Pull out every line of the listing below where "JSON" appears.

* * * *

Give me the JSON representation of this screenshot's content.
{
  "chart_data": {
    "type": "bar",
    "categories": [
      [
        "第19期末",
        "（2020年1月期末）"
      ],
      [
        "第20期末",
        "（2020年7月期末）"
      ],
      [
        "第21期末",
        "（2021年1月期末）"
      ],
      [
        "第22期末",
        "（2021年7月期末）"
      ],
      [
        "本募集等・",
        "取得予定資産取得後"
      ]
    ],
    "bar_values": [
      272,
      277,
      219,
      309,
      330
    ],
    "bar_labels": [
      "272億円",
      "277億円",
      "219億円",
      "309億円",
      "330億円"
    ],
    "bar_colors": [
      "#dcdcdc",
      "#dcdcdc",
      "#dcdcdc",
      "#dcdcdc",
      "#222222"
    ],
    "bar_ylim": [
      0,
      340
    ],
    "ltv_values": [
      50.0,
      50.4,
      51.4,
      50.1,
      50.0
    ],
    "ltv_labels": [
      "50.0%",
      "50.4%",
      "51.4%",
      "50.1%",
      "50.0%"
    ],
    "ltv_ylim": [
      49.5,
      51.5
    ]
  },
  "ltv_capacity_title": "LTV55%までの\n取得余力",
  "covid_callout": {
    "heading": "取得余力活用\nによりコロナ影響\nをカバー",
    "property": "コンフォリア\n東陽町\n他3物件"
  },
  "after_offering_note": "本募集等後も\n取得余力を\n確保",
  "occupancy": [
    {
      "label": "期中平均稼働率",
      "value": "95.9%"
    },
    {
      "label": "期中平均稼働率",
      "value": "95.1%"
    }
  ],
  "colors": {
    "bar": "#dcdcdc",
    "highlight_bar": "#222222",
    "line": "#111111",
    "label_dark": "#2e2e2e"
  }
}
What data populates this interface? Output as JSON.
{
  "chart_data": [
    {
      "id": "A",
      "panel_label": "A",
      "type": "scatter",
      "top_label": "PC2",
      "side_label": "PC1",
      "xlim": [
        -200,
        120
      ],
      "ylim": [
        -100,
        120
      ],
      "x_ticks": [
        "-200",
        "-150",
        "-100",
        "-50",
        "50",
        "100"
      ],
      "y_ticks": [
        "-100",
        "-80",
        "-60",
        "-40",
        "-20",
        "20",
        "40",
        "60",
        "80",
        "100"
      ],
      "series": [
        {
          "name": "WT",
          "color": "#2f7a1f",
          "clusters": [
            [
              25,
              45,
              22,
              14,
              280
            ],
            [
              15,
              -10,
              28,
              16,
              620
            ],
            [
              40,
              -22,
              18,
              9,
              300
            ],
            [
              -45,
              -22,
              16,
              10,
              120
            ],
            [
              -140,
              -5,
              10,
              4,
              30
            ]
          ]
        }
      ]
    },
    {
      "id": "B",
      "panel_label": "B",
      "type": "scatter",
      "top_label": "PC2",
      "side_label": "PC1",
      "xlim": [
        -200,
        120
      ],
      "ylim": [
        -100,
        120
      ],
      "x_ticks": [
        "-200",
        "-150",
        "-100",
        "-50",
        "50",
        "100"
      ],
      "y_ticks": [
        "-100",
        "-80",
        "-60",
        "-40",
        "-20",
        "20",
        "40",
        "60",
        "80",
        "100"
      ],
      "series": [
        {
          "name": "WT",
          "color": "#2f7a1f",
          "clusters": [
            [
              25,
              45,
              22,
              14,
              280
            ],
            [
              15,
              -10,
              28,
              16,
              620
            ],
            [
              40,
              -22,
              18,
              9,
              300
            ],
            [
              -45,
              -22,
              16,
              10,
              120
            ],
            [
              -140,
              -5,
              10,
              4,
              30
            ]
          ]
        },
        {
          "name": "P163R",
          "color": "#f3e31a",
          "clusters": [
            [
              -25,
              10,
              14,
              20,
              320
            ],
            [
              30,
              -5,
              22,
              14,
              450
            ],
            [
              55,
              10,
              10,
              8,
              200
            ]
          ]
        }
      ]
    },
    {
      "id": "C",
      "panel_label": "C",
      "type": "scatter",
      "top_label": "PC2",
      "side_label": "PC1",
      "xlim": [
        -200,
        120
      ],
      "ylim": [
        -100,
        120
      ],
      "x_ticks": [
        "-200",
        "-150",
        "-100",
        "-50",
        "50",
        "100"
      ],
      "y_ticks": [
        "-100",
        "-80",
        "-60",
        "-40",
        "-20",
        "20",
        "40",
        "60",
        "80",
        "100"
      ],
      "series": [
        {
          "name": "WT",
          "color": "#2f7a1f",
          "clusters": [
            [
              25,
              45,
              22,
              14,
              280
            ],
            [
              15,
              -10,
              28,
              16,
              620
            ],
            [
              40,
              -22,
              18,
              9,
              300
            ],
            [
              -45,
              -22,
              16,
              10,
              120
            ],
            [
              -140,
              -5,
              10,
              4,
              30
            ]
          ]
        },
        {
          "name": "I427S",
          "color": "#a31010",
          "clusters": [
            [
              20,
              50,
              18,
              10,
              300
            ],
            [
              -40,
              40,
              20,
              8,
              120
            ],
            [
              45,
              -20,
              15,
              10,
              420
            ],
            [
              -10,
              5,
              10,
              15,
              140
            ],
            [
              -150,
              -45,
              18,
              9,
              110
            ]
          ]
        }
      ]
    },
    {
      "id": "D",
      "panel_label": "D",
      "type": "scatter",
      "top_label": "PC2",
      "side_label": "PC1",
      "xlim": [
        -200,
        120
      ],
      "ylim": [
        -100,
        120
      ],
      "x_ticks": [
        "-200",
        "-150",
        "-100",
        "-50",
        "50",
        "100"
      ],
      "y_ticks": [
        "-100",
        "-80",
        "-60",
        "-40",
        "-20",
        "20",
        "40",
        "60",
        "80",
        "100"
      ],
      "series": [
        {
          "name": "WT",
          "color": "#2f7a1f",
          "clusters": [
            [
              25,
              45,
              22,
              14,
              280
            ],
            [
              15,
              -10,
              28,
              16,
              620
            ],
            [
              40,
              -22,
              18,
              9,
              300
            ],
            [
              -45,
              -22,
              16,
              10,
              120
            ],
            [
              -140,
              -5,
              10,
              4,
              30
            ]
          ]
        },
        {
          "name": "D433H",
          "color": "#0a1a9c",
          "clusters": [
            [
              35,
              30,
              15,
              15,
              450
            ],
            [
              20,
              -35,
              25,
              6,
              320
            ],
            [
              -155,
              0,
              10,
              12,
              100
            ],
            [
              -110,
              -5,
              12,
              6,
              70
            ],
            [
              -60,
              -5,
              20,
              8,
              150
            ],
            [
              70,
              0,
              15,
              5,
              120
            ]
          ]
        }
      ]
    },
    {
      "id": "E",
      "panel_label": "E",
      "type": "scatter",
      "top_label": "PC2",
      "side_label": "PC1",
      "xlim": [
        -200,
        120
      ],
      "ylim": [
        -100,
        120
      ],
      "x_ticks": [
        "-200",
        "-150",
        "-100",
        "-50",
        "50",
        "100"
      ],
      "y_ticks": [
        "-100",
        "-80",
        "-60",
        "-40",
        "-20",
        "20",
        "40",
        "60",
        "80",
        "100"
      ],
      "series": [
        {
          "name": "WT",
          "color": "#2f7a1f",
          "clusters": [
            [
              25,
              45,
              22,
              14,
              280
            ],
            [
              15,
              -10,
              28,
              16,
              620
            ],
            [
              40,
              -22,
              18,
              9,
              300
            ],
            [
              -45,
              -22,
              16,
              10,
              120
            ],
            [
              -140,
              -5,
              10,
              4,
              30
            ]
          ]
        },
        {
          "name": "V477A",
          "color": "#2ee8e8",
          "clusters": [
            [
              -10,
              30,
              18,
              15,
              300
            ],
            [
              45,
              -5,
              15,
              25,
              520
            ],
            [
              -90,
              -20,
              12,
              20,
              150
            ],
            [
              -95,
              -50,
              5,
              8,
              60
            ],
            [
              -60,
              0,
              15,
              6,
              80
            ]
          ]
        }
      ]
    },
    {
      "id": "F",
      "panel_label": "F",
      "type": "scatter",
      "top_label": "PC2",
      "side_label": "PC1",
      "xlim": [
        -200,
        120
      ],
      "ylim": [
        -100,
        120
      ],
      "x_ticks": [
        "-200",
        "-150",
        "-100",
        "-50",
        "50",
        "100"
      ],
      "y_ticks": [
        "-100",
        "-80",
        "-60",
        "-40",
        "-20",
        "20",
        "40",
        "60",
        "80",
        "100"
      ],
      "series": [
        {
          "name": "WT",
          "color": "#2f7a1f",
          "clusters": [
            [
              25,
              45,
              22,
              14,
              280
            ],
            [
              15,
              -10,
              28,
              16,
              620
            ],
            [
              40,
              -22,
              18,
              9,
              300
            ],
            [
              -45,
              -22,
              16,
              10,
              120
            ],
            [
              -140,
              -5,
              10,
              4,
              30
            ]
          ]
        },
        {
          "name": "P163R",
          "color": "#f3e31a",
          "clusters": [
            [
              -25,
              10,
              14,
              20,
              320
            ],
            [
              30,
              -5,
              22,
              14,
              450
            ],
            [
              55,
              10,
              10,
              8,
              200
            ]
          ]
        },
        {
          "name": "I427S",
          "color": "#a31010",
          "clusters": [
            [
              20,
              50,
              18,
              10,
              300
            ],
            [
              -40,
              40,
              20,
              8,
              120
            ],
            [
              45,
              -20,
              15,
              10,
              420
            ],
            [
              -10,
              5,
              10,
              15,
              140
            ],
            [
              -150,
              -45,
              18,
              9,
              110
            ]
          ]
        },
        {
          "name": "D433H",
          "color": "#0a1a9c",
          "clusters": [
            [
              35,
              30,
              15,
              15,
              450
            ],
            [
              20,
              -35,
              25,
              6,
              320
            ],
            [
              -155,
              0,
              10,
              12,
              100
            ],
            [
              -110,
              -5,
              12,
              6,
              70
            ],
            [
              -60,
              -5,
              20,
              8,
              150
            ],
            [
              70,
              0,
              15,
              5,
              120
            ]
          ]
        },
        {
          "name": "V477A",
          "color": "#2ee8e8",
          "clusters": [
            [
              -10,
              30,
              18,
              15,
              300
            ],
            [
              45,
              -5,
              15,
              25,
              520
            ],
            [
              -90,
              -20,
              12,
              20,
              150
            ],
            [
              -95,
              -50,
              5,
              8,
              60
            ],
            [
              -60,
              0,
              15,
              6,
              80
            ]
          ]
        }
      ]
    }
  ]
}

* * * *

_RESULT OF THE TASK_:
Give me the JSON representation of this screenshot's content.
What data populates this interface? Output as JSON.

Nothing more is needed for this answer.